» TO BE DONE:
All entries are to be quoted exactly; the images stay out of the copy.

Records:

###

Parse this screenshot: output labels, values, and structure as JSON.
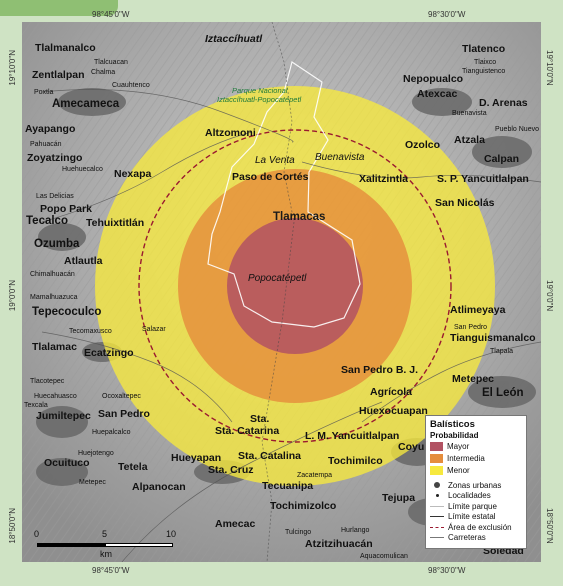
{
  "coordinates": {
    "top_left": "98°45'0\"W",
    "top_right": "98°30'0\"W",
    "bottom_left": "98°45'0\"W",
    "bottom_right": "98°30'0\"W",
    "left_top": "19°10'0\"N",
    "left_mid": "19°0'0\"N",
    "left_bottom": "18°50'0\"N",
    "right_top": "19°10'0\"N",
    "right_mid": "19°0'0\"N",
    "right_bottom": "18°50'0\"N"
  },
  "zones": {
    "mayor_color": "#b25263",
    "intermedia_color": "#e58d3c",
    "menor_color": "#f7e93e"
  },
  "labels": {
    "iztaccihuatl": "Iztaccíhuatl",
    "park": "Parque Nacional Iztaccíhuatl-Popocatépetl",
    "park_l1": "Parque Nacional",
    "park_l2": "Iztaccíhuatl-Popocatépetl",
    "tlatenco": "Tlatenco",
    "tlalmanalco": "Tlalmanalco",
    "zentlalpan": "Zentlalpan",
    "tlalcuacan": "Tlalcuacan",
    "chalma": "Chalma",
    "cuauhtenco": "Cuauhtenco",
    "poxtla": "Poxtla",
    "amecameca": "Amecameca",
    "ayapango": "Ayapango",
    "pahuacan": "Pahuacán",
    "zoyatzingo": "Zoyatzingo",
    "huehuecalco": "Huehuecalco",
    "nexapa": "Nexapa",
    "las_delicias": "Las Delicias",
    "popo_park": "Popo Park",
    "tecalco": "Tecalco",
    "tehuixtitlan": "Tehuixtitlán",
    "ozumba": "Ozumba",
    "atlautla": "Atlautla",
    "chimalhuacan": "Chimalhuacán",
    "mamalhuazuca": "Mamalhuazuca",
    "tepecoculco": "Tepecoculco",
    "tecomaxusco": "Tecomaxusco",
    "salazar": "Salazar",
    "tlalamac": "Tlalamac",
    "ecatzingo": "Ecatzingo",
    "tlacotepec": "Tlacotepec",
    "huecahuasco": "Huecahuasco",
    "ocoxaltepec": "Ocoxaltepec",
    "texcala": "Texcala",
    "jumiltepec": "Jumiltepec",
    "san_pedro": "San Pedro",
    "huepalcalco": "Huepalcalco",
    "huejotengo": "Huejotengo",
    "ocuituco": "Ocuituco",
    "hueyapan": "Hueyapan",
    "tetela": "Tetela",
    "metepec_w": "Metepec",
    "alpanocan": "Alpanocan",
    "sta_cruz": "Sta. Cruz",
    "altzomoni": "Altzomoni",
    "la_venta": "La Venta",
    "buenavista": "Buenavista",
    "paso_cortes": "Paso de Cortés",
    "tlamacas": "Tlamacas",
    "popocatepetl": "Popocatépetl",
    "tlaixco": "Tlaixco",
    "tianguistenco": "Tianguistenco",
    "nepopualco": "Nepopualco",
    "atexcac": "Atexcac",
    "d_arenas": "D. Arenas",
    "buenavista_ne": "Buenavista",
    "ozolco": "Ozolco",
    "atzala": "Atzala",
    "pueblo_nuevo": "Pueblo Nuevo",
    "calpan": "Calpan",
    "xalitzintla": "Xalitzintla",
    "sp_yancuitlalpan": "S. P. Yancuitlalpan",
    "san_nicolas": "San Nicolás",
    "atlimeyaya": "Atlimeyaya",
    "san_pedro_e": "San Pedro",
    "tianguismanalco": "Tianguismanalco",
    "tlapala": "Tlapala",
    "san_pedro_bj": "San Pedro B. J.",
    "agricola": "Agrícola",
    "metepec_e": "Metepec",
    "el_leon": "El León",
    "huexocuapan": "Huexocuapan",
    "sta_catarina": "Sta. Catarina",
    "lm_yancuitlalpan": "L. M. Yancuitlalpan",
    "coyula": "Coyula",
    "sta_catalina": "Sta. Catalina",
    "tochimilco": "Tochimilco",
    "zacatempa": "Zacatempa",
    "tecuanipa": "Tecuanipa",
    "tejupa": "Tejupa",
    "tochimizolco": "Tochimizolco",
    "amecac": "Amecac",
    "tulcingo": "Tulcingo",
    "hurlango": "Hurlango",
    "atzitzihuacan": "Atzitzihuacán",
    "soledad": "Soledad",
    "aquacomulican": "Aquacomulican"
  },
  "legend": {
    "title": "Balísticos",
    "subtitle": "Probabilidad",
    "items": [
      {
        "label": "Mayor",
        "color": "#b25263"
      },
      {
        "label": "Intermedia",
        "color": "#e58d3c"
      },
      {
        "label": "Menor",
        "color": "#f7e93e"
      }
    ],
    "symbols": [
      {
        "label": "Zonas urbanas",
        "icon": "urban-zone-icon"
      },
      {
        "label": "Localidades",
        "icon": "locality-icon"
      },
      {
        "label": "Límite parque",
        "icon": "park-boundary-line-icon"
      },
      {
        "label": "Límite estatal",
        "icon": "state-boundary-line-icon"
      },
      {
        "label": "Área de exclusión",
        "icon": "exclusion-area-line-icon"
      },
      {
        "label": "Carreteras",
        "icon": "road-line-icon"
      }
    ]
  },
  "scale": {
    "ticks": [
      "0",
      "5",
      "10"
    ],
    "unit": "km"
  }
}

###

» FINISHED EXERCISE:
Parse this screenshot: output labels, values, and structure as JSON.
{
  "coordinates": {
    "top_left": "98°45'0\"W",
    "top_right": "98°30'0\"W",
    "bottom_left": "98°45'0\"W",
    "bottom_right": "98°30'0\"W",
    "left_top": "19°10'0\"N",
    "left_mid": "19°0'0\"N",
    "left_bottom": "18°50'0\"N",
    "right_top": "19°10'0\"N",
    "right_mid": "19°0'0\"N",
    "right_bottom": "18°50'0\"N"
  },
  "zones": {
    "mayor_color": "#b25263",
    "intermedia_color": "#e58d3c",
    "menor_color": "#f7e93e"
  },
  "labels": {
    "iztaccihuatl": "Iztaccíhuatl",
    "park": "Parque Nacional Iztaccíhuatl-Popocatépetl",
    "park_l1": "Parque Nacional",
    "park_l2": "Iztaccíhuatl-Popocatépetl",
    "tlatenco": "Tlatenco",
    "tlalmanalco": "Tlalmanalco",
    "zentlalpan": "Zentlalpan",
    "tlalcuacan": "Tlalcuacan",
    "chalma": "Chalma",
    "cuauhtenco": "Cuauhtenco",
    "poxtla": "Poxtla",
    "amecameca": "Amecameca",
    "ayapango": "Ayapango",
    "pahuacan": "Pahuacán",
    "zoyatzingo": "Zoyatzingo",
    "huehuecalco": "Huehuecalco",
    "nexapa": "Nexapa",
    "las_delicias": "Las Delicias",
    "popo_park": "Popo Park",
    "tecalco": "Tecalco",
    "tehuixtitlan": "Tehuixtitlán",
    "ozumba": "Ozumba",
    "atlautla": "Atlautla",
    "chimalhuacan": "Chimalhuacán",
    "mamalhuazuca": "Mamalhuazuca",
    "tepecoculco": "Tepecoculco",
    "tecomaxusco": "Tecomaxusco",
    "salazar": "Salazar",
    "tlalamac": "Tlalamac",
    "ecatzingo": "Ecatzingo",
    "tlacotepec": "Tlacotepec",
    "huecahuasco": "Huecahuasco",
    "ocoxaltepec": "Ocoxaltepec",
    "texcala": "Texcala",
    "jumiltepec": "Jumiltepec",
    "san_pedro": "San Pedro",
    "huepalcalco": "Huepalcalco",
    "huejotengo": "Huejotengo",
    "ocuituco": "Ocuituco",
    "hueyapan": "Hueyapan",
    "tetela": "Tetela",
    "metepec_w": "Metepec",
    "alpanocan": "Alpanocan",
    "sta_cruz": "Sta. Cruz",
    "altzomoni": "Altzomoni",
    "la_venta": "La Venta",
    "buenavista": "Buenavista",
    "paso_cortes": "Paso de Cortés",
    "tlamacas": "Tlamacas",
    "popocatepetl": "Popocatépetl",
    "tlaixco": "Tlaixco",
    "tianguistenco": "Tianguistenco",
    "nepopualco": "Nepopualco",
    "atexcac": "Atexcac",
    "d_arenas": "D. Arenas",
    "buenavista_ne": "Buenavista",
    "ozolco": "Ozolco",
    "atzala": "Atzala",
    "pueblo_nuevo": "Pueblo Nuevo",
    "calpan": "Calpan",
    "xalitzintla": "Xalitzintla",
    "sp_yancuitlalpan": "S. P. Yancuitlalpan",
    "san_nicolas": "San Nicolás",
    "atlimeyaya": "Atlimeyaya",
    "san_pedro_e": "San Pedro",
    "tianguismanalco": "Tianguismanalco",
    "tlapala": "Tlapala",
    "san_pedro_bj": "San Pedro B. J.",
    "agricola": "Agrícola",
    "metepec_e": "Metepec",
    "el_leon": "El León",
    "huexocuapan": "Huexocuapan",
    "sta_catarina": "Sta. Catarina",
    "lm_yancuitlalpan": "L. M. Yancuitlalpan",
    "coyula": "Coyula",
    "sta_catalina": "Sta. Catalina",
    "tochimilco": "Tochimilco",
    "zacatempa": "Zacatempa",
    "tecuanipa": "Tecuanipa",
    "tejupa": "Tejupa",
    "tochimizolco": "Tochimizolco",
    "amecac": "Amecac",
    "tulcingo": "Tulcingo",
    "hurlango": "Hurlango",
    "atzitzihuacan": "Atzitzihuacán",
    "soledad": "Soledad",
    "aquacomulican": "Aquacomulican"
  },
  "legend": {
    "title": "Balísticos",
    "subtitle": "Probabilidad",
    "items": [
      {
        "label": "Mayor",
        "color": "#b25263"
      },
      {
        "label": "Intermedia",
        "color": "#e58d3c"
      },
      {
        "label": "Menor",
        "color": "#f7e93e"
      }
    ],
    "symbols": [
      {
        "label": "Zonas urbanas",
        "icon": "urban-zone-icon"
      },
      {
        "label": "Localidades",
        "icon": "locality-icon"
      },
      {
        "label": "Límite parque",
        "icon": "park-boundary-line-icon"
      },
      {
        "label": "Límite estatal",
        "icon": "state-boundary-line-icon"
      },
      {
        "label": "Área de exclusión",
        "icon": "exclusion-area-line-icon"
      },
      {
        "label": "Carreteras",
        "icon": "road-line-icon"
      }
    ]
  },
  "scale": {
    "ticks": [
      "0",
      "5",
      "10"
    ],
    "unit": "km"
  }
}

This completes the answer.